**REQUEST**
Gather, from the listing beneath this task, every line holding the string "facturation".

BEGIN DATASET EXTRACT

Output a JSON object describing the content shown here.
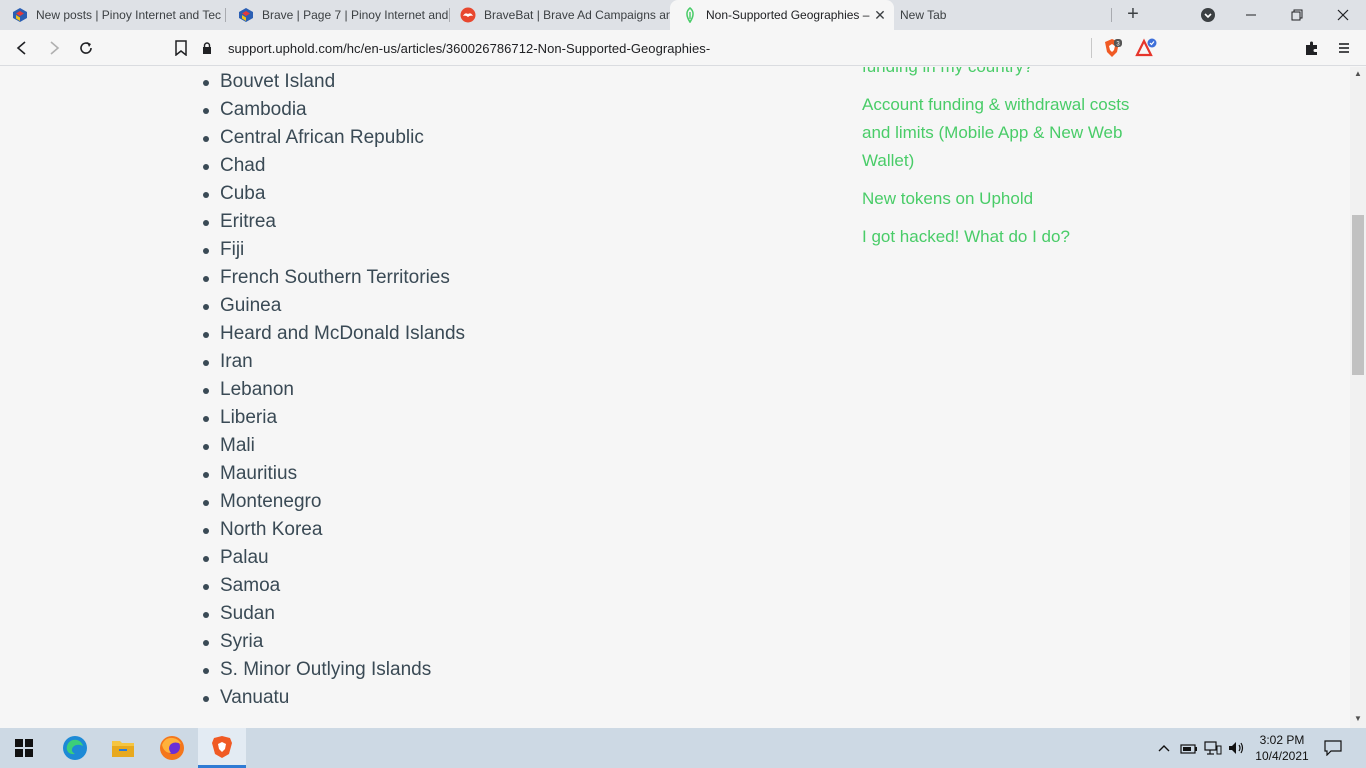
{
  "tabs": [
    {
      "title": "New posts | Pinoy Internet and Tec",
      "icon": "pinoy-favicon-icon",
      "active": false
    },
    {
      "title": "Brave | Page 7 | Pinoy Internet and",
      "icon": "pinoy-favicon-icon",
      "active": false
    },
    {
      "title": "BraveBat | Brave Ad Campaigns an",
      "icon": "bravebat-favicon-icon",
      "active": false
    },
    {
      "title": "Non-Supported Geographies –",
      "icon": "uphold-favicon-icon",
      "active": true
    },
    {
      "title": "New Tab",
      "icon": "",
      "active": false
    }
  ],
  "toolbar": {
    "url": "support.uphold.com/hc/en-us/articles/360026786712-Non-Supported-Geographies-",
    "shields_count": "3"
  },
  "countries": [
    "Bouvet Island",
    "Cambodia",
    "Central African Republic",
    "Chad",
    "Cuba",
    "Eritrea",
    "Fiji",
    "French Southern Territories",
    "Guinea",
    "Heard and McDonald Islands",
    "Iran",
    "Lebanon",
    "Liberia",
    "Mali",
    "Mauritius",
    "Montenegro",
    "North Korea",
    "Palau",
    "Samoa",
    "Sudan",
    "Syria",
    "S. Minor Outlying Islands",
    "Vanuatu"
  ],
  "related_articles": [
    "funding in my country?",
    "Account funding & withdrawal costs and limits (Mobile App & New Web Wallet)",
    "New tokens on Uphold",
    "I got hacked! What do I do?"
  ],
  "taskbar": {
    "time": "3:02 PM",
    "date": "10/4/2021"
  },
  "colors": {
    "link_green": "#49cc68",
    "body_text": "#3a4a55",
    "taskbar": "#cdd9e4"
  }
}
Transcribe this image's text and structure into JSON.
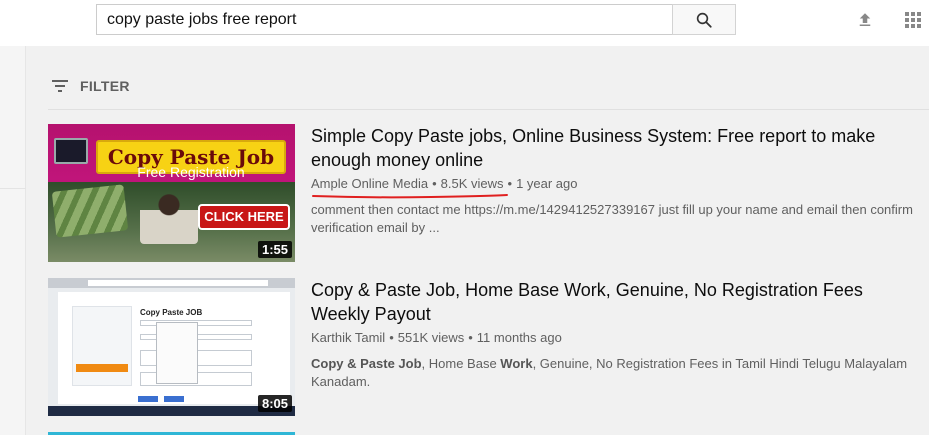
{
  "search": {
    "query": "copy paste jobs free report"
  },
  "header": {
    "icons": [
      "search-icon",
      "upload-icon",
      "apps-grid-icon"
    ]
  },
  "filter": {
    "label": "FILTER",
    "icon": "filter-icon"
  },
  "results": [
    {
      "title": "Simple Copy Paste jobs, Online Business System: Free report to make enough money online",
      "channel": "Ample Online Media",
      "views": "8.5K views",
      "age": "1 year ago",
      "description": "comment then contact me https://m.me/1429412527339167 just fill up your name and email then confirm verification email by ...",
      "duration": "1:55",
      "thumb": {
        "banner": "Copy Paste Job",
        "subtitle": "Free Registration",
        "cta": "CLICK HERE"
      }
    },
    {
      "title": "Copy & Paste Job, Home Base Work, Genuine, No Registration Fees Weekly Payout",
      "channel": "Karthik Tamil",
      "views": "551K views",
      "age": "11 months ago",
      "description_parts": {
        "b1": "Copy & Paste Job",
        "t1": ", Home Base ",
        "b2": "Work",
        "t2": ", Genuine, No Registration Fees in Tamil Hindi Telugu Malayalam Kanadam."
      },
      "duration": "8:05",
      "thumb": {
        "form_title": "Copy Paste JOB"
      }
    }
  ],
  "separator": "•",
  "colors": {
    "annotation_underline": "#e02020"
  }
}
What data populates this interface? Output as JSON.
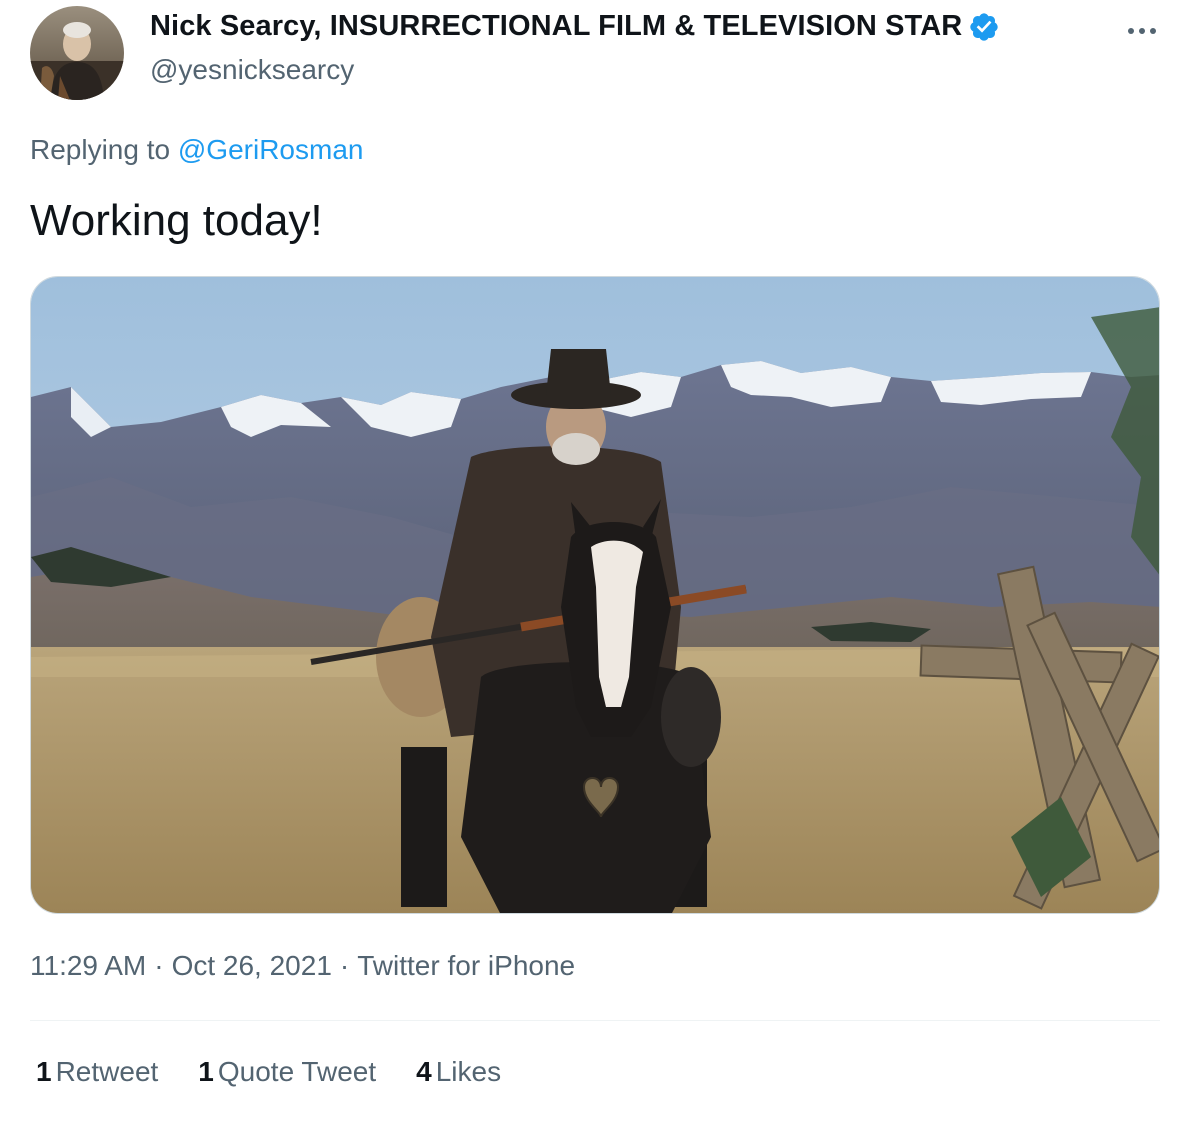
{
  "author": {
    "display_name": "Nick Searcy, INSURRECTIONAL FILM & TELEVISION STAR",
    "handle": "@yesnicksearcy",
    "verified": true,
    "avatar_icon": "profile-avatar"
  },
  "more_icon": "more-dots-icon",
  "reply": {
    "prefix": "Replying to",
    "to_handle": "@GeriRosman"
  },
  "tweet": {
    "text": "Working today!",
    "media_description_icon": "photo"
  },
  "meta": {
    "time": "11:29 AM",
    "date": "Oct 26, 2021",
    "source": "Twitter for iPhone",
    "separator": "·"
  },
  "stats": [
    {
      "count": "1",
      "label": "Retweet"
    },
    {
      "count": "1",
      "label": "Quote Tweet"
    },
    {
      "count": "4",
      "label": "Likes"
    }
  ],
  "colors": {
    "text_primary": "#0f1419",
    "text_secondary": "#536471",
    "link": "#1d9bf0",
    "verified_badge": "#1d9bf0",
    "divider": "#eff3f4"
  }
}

END DATASET EXTRACT
BEGIN DATASET EXTRACT

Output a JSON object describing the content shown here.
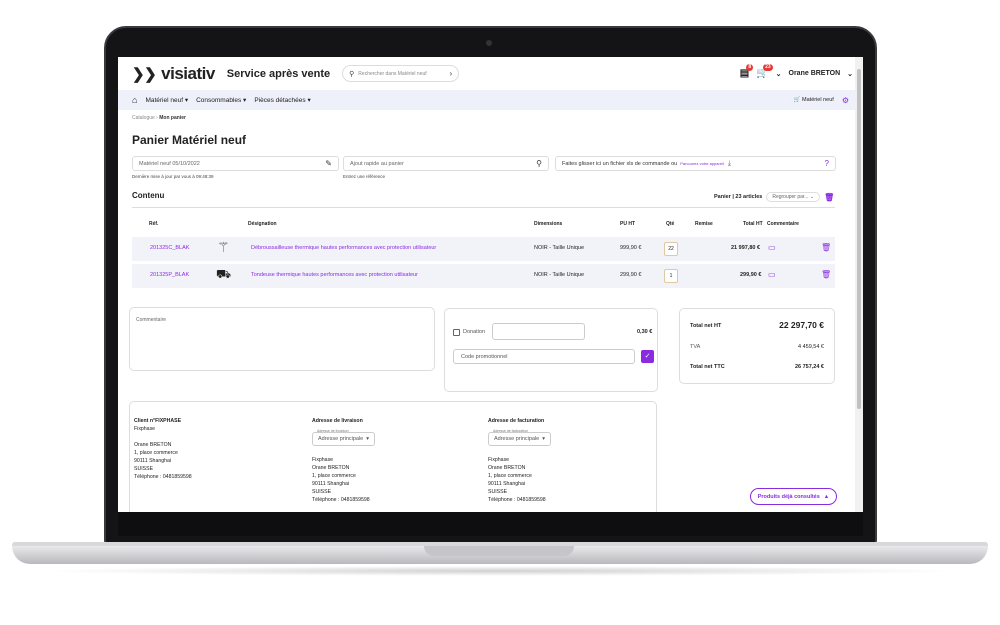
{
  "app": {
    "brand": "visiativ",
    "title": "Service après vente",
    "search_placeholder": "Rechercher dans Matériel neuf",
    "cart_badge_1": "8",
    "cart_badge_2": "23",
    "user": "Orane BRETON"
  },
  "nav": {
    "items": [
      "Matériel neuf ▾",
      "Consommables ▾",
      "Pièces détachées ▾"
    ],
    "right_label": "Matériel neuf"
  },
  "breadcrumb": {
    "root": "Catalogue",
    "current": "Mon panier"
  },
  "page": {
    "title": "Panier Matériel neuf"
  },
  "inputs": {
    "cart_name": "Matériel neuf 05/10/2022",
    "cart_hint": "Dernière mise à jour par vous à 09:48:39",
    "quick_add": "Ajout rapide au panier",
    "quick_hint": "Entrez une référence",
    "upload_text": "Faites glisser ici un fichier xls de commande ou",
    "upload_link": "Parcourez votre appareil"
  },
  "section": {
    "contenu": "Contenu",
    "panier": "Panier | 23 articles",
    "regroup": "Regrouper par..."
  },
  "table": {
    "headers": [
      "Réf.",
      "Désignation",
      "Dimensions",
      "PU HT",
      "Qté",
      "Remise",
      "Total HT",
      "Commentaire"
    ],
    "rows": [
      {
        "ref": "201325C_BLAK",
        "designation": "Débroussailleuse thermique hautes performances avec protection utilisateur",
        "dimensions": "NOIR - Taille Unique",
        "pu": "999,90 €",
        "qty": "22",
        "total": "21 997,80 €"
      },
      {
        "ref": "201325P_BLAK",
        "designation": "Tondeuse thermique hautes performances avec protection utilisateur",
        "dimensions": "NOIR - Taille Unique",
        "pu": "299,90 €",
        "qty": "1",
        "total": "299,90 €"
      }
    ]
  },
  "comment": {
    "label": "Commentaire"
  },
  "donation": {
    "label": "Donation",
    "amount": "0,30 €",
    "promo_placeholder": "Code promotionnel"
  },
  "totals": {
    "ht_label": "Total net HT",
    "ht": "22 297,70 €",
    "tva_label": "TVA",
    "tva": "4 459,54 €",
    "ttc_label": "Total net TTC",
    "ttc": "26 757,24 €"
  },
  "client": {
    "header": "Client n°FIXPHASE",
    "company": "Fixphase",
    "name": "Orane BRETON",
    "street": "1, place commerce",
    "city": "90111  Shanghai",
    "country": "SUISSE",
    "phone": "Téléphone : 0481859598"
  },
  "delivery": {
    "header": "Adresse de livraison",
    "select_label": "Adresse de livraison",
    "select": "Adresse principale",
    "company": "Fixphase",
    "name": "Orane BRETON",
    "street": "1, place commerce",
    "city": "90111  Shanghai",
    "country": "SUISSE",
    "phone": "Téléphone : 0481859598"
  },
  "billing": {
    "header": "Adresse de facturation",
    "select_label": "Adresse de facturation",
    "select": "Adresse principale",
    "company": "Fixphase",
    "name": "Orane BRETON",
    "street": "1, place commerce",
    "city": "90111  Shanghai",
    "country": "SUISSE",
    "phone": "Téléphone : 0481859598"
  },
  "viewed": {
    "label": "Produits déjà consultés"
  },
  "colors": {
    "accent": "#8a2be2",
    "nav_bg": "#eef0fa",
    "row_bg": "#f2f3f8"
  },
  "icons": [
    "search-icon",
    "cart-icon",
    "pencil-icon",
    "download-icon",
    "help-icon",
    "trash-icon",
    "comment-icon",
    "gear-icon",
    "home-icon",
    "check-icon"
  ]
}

END DATASET EXTRACT

**THE SOLUTION**
    "header": "Adresse de facturation",
    "select_label": "Adresse de facturation",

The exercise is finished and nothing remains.